------ TEXT PROVIDED ------

"""
Compute CLD (Compact Letter Display) letters and verify Beta posteriors
for all experiments using the TRI STEP sequential testing framework.

Parameters:
  - global_confidence_level = 0.90 (α=0.10)
  - n_max = 50
  - shuffle = False (each rollout is independent)
  - 11 experiments → C(11,2) = 55 pairwise comparisons → Bonferroni correction
"""

import json
import numpy as np
from scipy import stats
from sequentialized_barnard_tests.tools.plotting import compare_success_and_get_cld

EXPERIMENTS = {
    "1.1 π0":             {"total": [8, 20],  "L1": [8, 10],  "L2": [0, 10]},
    "1.2 π0.5":           {"total": [4, 20],  "L1": [4, 10],  "L2": [0, 10]},
    "1.3 Relative":       {"total": [7, 20],  "L1": [7, 10],  "L2": [0, 10]},
    "1.4 RABC low":       {"total": [3, 20],  "L1": [3, 10],  "L2": [0, 10]},
    "1.5 RABC high":      {"total": [0, 20],  "L1": [0, 10],  "L2": [0, 10]},
    "1.7 Rel+RABC":       {"total": [8, 20],  "L1": [8, 10],  "L2": [0, 10]},
    "2.1 HQ":             {"total": [8, 20],  "L1": [7, 10],  "L2": [1, 10]},
    "2.2 HQ+RABC+Rel":    {"total": [15, 20], "L1": [10, 10], "L2": [5, 10]},
    "2.3 HQ+mirror":      {"total": [1, 20],  "L1": [0, 10],  "L2": [1, 10]},
    "2.4 HQ chunk45":     {"total": [4, 20],  "L1": [4, 10],  "L2": [0, 10]},
    "2.5 HQ+RABC+Rel★":   {"total": [18, 20], "L1": [10, 10], "L2": [8, 10]},
}

# What the HTML files use (percentages) — for cross-checking the round-trip
HTML_RAW_PCT = {
    "1.1 π0":             {"total": 40, "l1": 80,  "l2": 0},
    "1.2 π0.5":           {"total": 20, "l1": 40,  "l2": 0},
    "1.3 Relative":       {"total": 35, "l1": 70,  "l2": 0},
    "1.4 RABC low":       {"total": 15, "l1": 30,  "l2": 0},
    "1.5 RABC high":      {"total": 0,  "l1": 0,   "l2": 0},
    "1.7 Rel+RABC":       {"total": 40, "l1": 80,  "l2": 0},
    "2.1 HQ":             {"total": 40, "l1": 70,  "l2": 10},
    "2.2 HQ+RABC+Rel":    {"total": 75, "l1": 100, "l2": 50},
    "2.3 HQ+mirror":      {"total": 5,  "l1": 0,   "l2": 10},
    "2.4 HQ chunk45":     {"total": 20, "l1": 40,  "l2": 0},
    "2.5 HQ+RABC+Rel★":   {"total": 90, "l1": 100, "l2": 80},
}

HTML_N = {"total": 20, "l1": 10, "l2": 10}

GLOBAL_CONFIDENCE = 0.90
N_MAX = 50
SHUFFLE = False

model_names = list(EXPERIMENTS.keys())

------ DATA PROVIDED ------

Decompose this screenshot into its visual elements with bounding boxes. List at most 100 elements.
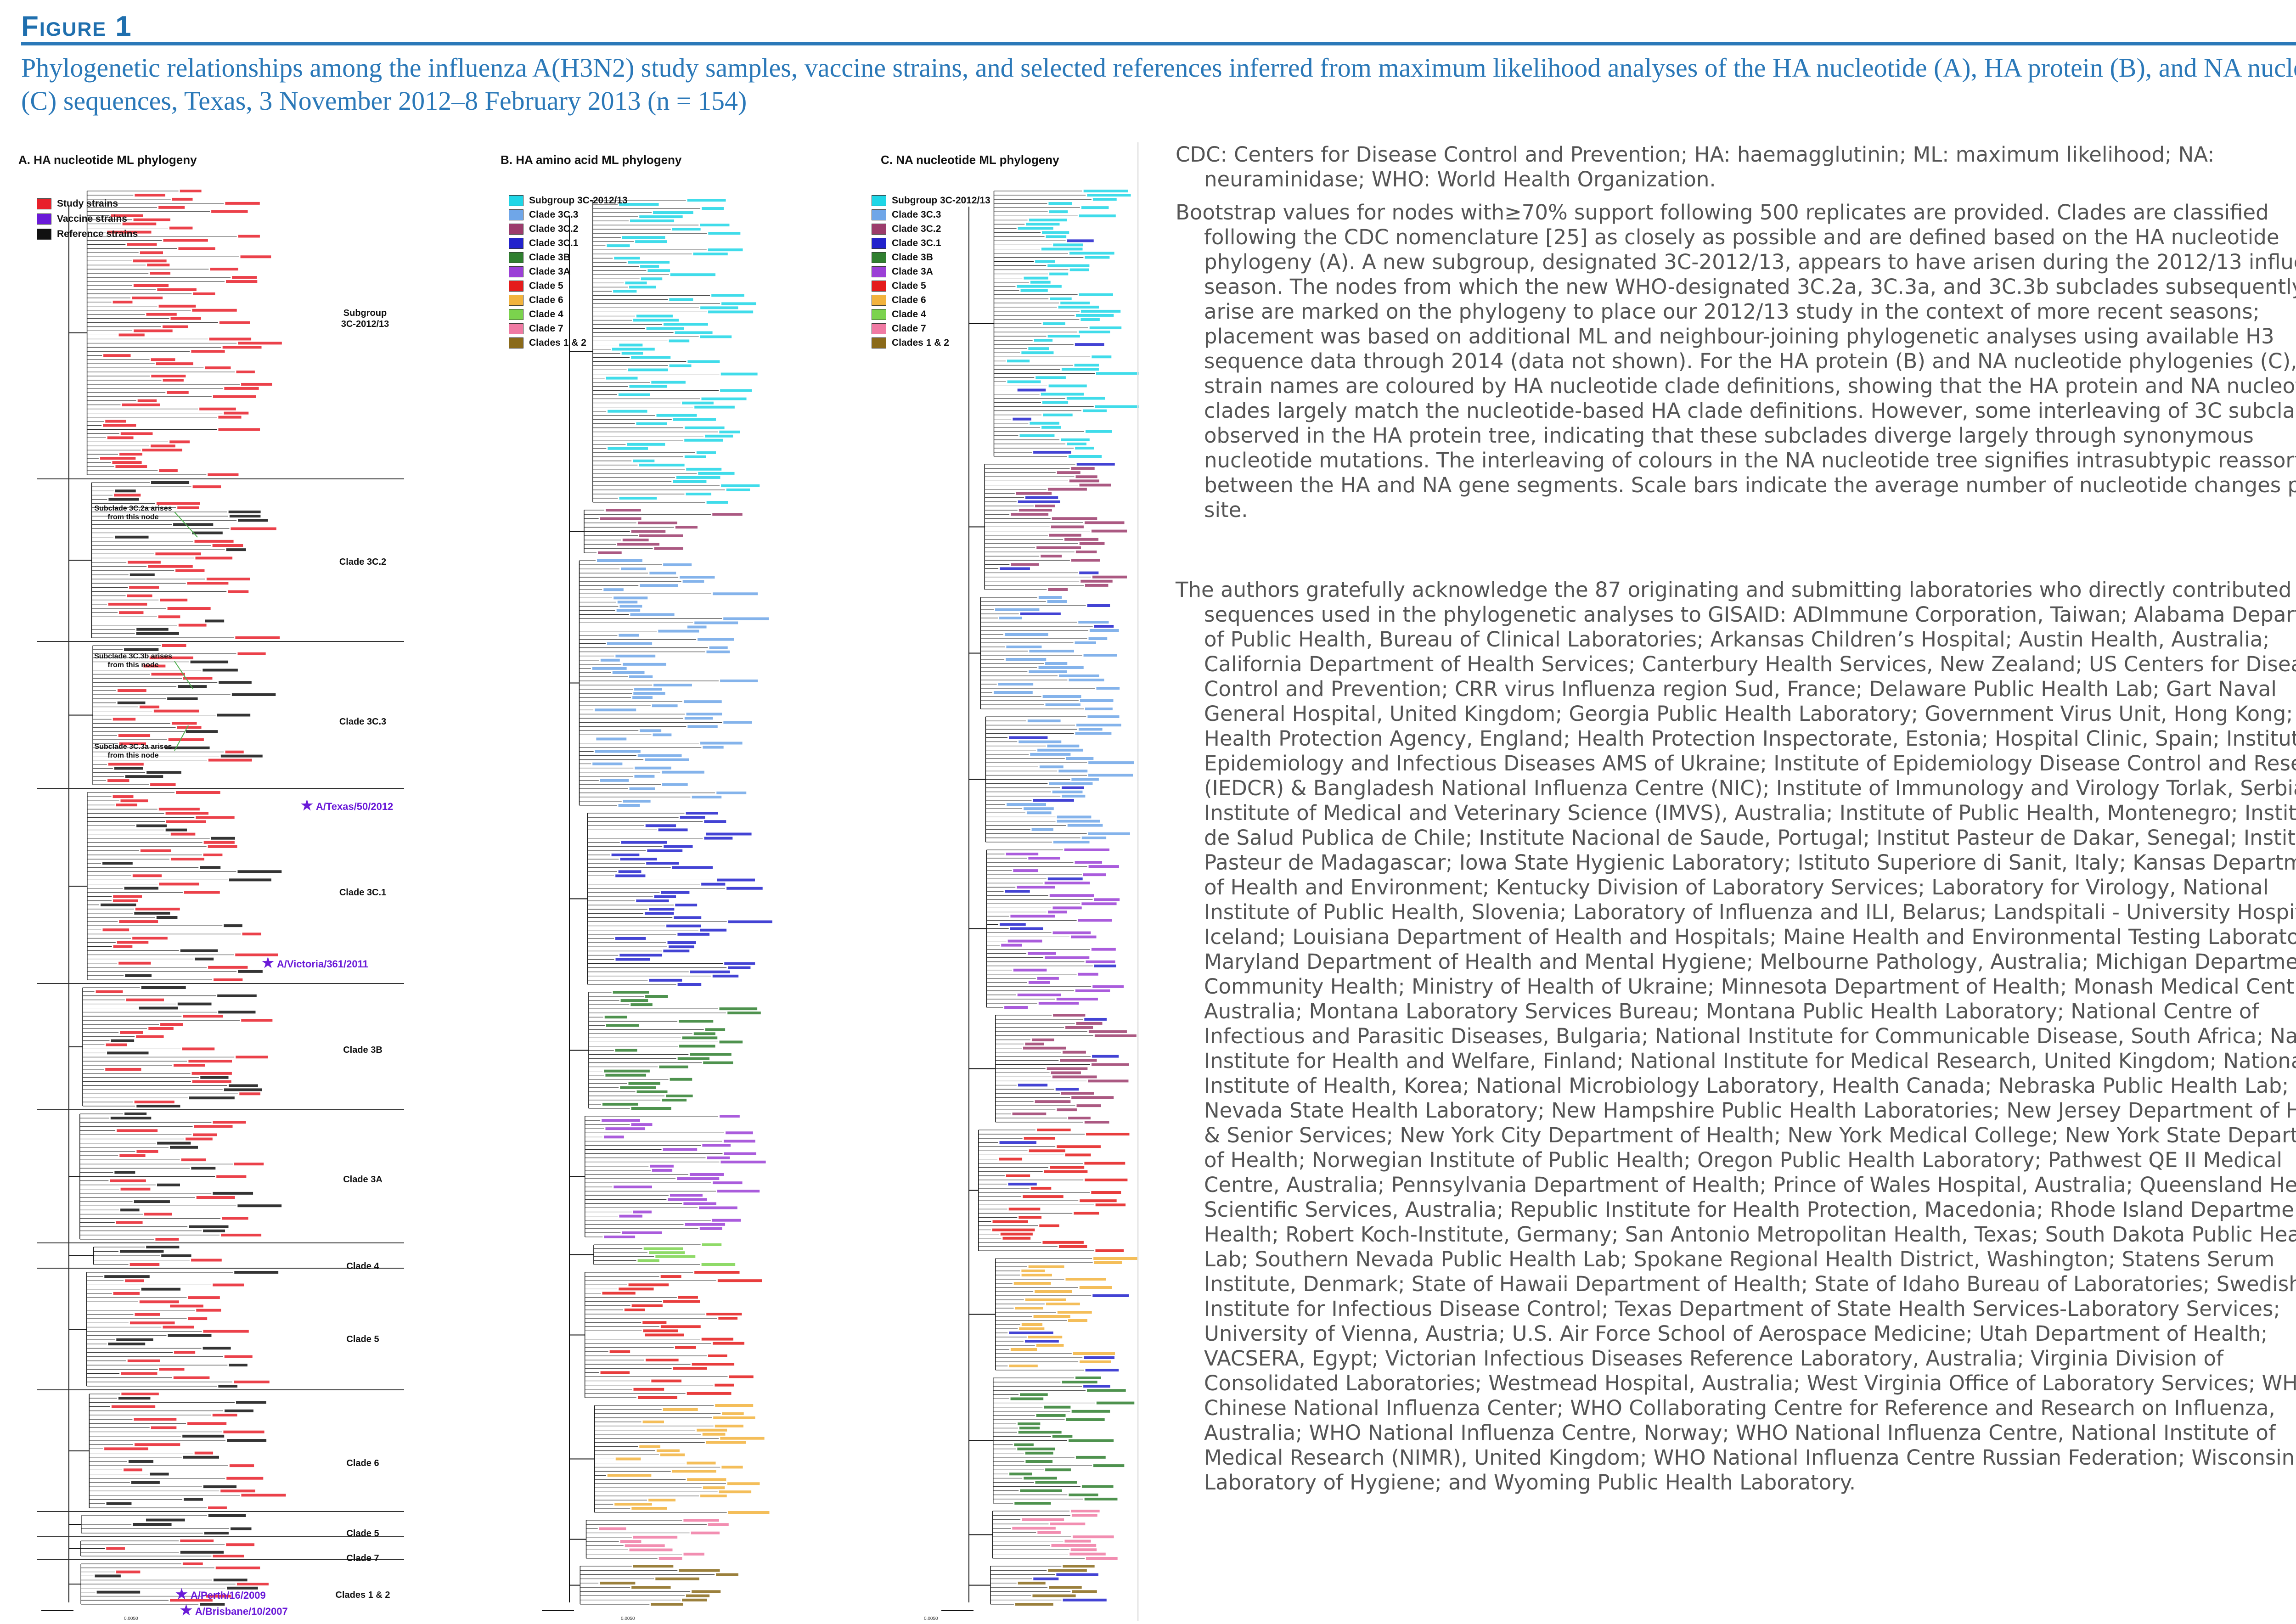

------

TASK LIST:
- 1) Reproduce the part of the script between "Compute CLD (Compact" and "global_confidence_level = 0.90 (α=0.10)", inclusive.
- 2) Based on the script, decide whether each statement is true: (a) the global confidence level is 0.95; (b) shuffling is turned off; (c) experiment "2.5 HQ+RABC+Rel★" records 18 successes out of 20 in total. Answer yes or no for each, quoting the deciding words.
Answer using only the script.

EXPECTED RESPONSES:
- 1)
Compute CLD (Compact Letter Display) letters and verify Beta posteriors
for all experiments using the TRI STEP sequential testing framework.

Parameters:
  - global_confidence_level = 0.90 (α=0.10)

- 2)
(a) No: "global_confidence_level = 0.90 (α=0.10)"
(b) Yes: "shuffle = False (each rollout is independent)"
(c) Yes: "{"total": [18, 20]"